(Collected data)
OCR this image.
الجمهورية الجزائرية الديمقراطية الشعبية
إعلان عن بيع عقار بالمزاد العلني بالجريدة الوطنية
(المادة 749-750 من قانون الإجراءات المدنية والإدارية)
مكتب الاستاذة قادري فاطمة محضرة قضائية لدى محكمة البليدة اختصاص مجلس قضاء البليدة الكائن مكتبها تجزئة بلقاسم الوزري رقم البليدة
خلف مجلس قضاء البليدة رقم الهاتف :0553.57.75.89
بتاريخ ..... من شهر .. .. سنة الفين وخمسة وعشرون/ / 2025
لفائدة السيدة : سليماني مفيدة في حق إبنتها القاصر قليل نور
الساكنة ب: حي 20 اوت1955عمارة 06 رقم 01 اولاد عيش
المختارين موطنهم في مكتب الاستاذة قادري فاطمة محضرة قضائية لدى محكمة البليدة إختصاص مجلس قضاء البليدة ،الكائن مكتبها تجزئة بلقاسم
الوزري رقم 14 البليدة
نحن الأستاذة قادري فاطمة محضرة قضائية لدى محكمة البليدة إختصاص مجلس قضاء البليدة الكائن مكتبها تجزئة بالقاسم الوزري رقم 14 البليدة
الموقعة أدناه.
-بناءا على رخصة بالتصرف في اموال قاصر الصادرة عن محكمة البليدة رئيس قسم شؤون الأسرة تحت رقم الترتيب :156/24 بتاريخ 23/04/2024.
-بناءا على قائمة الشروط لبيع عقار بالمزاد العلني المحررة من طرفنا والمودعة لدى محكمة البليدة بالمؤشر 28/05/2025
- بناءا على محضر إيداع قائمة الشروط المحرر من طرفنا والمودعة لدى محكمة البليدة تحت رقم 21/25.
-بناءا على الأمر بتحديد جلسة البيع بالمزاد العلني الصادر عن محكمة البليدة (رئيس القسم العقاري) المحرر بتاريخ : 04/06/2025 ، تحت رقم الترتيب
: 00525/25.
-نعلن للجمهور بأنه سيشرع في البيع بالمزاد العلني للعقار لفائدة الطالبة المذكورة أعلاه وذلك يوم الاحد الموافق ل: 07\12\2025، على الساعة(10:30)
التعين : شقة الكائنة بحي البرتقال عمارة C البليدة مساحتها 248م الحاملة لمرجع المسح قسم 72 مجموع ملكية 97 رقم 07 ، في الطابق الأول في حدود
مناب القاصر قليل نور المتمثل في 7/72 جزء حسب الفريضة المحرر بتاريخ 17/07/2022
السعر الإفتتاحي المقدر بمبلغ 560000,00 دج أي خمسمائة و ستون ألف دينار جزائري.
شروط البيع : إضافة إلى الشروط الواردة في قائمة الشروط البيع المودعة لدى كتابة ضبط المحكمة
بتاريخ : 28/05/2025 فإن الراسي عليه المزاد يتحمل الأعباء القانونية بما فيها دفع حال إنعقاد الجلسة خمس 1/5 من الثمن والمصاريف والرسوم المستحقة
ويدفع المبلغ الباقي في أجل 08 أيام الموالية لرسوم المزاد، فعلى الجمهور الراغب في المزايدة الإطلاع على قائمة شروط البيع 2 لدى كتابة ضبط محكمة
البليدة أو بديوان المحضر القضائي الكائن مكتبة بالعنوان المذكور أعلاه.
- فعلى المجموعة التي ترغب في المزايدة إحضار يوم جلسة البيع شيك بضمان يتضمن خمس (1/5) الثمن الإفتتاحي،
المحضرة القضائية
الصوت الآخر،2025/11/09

◆ **THE EXERCISE**
Look through the entries above and report the number of lines that contain "الاستاذة". Write only the number.

◆ **RESULT FOR THIS TASK**
2